* [What is expected] Select the lines that hold the word "calculator" and copy each one.

Collected data entries:
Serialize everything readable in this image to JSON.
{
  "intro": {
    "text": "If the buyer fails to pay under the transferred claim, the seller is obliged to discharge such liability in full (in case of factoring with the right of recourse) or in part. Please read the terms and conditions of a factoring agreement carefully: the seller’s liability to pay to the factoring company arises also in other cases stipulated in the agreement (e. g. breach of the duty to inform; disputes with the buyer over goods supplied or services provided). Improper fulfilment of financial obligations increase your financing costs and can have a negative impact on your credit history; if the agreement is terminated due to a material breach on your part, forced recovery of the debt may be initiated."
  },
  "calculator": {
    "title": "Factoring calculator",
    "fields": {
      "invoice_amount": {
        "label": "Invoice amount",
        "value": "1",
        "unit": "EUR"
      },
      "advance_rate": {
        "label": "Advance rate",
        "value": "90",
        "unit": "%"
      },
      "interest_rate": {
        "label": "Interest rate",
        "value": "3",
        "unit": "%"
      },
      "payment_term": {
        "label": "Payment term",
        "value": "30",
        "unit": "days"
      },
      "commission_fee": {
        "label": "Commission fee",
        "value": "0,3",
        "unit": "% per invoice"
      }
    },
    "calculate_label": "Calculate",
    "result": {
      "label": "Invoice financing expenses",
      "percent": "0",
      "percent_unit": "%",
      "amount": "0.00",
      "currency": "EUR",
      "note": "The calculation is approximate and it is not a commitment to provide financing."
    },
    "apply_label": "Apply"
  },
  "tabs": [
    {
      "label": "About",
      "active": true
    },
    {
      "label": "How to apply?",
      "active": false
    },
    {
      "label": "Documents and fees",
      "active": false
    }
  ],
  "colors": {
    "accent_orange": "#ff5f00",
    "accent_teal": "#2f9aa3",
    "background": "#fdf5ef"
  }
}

* [Exercise answer]
  "calculator": {
    "title": "Factoring calculator",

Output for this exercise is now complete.